Exactly reproduce the entries, dropping any pictures from your copy.

** Start PROVIDED ENTRIES **

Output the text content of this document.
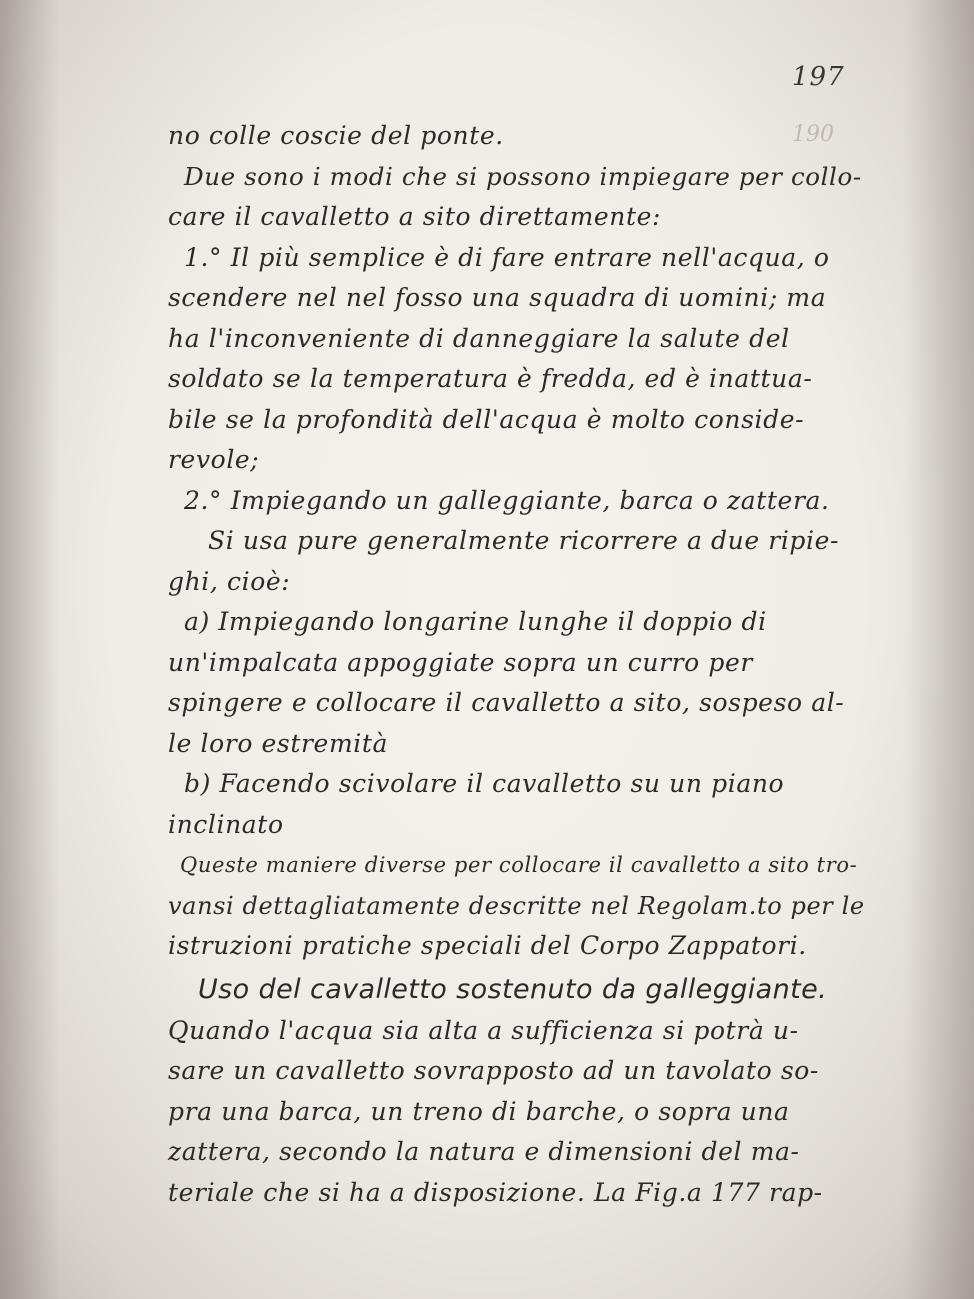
190
197
no colle coscie del ponte.
Due sono i modi che si possono impiegare per collo-
care il cavalletto a sito direttamente:
1.° Il più semplice è di fare entrare nell'acqua, o
scendere nel nel fosso una squadra di uomini; ma
ha l'inconveniente di danneggiare la salute del
soldato se la temperatura è fredda, ed è inattua-
bile se la profondità dell'acqua è molto conside-
revole;
2.° Impiegando un galleggiante, barca o zattera.
Si usa pure generalmente ricorrere a due ripie-
ghi, cioè:
a) Impiegando longarine lunghe il doppio di
un'impalcata appoggiate sopra un curro per
spingere e collocare il cavalletto a sito, sospeso al-
le loro estremità
b) Facendo scivolare il cavalletto su un piano
inclinato
Queste maniere diverse per collocare il cavalletto a sito tro-
vansi dettagliatamente descritte nel Regolam.to per le
istruzioni pratiche speciali del Corpo Zappatori.
Uso del cavalletto sostenuto da galleggiante.
Quando l'acqua sia alta a sufficienza si potrà u-
sare un cavalletto sovrapposto ad un tavolato so-
pra una barca, un treno di barche, o sopra una
zattera, secondo la natura e dimensioni del ma-
teriale che si ha a disposizione. La Fig.a 177 rap-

** End PROVIDED ENTRIES **

THE RESULT
Output the text content of this document.
190
197
no colle coscie del ponte.
Due sono i modi che si possono impiegare per collo-
care il cavalletto a sito direttamente:
1.° Il più semplice è di fare entrare nell'acqua, o
scendere nel nel fosso una squadra di uomini; ma
ha l'inconveniente di danneggiare la salute del
soldato se la temperatura è fredda, ed è inattua-
bile se la profondità dell'acqua è molto conside-
revole;
2.° Impiegando un galleggiante, barca o zattera.
Si usa pure generalmente ricorrere a due ripie-
ghi, cioè:
a) Impiegando longarine lunghe il doppio di
un'impalcata appoggiate sopra un curro per
spingere e collocare il cavalletto a sito, sospeso al-
le loro estremità
b) Facendo scivolare il cavalletto su un piano
inclinato
Queste maniere diverse per collocare il cavalletto a sito tro-
vansi dettagliatamente descritte nel Regolam.to per le
istruzioni pratiche speciali del Corpo Zappatori.
Uso del cavalletto sostenuto da galleggiante.
Quando l'acqua sia alta a sufficienza si potrà u-
sare un cavalletto sovrapposto ad un tavolato so-
pra una barca, un treno di barche, o sopra una
zattera, secondo la natura e dimensioni del ma-
teriale che si ha a disposizione. La Fig.a 177 rap-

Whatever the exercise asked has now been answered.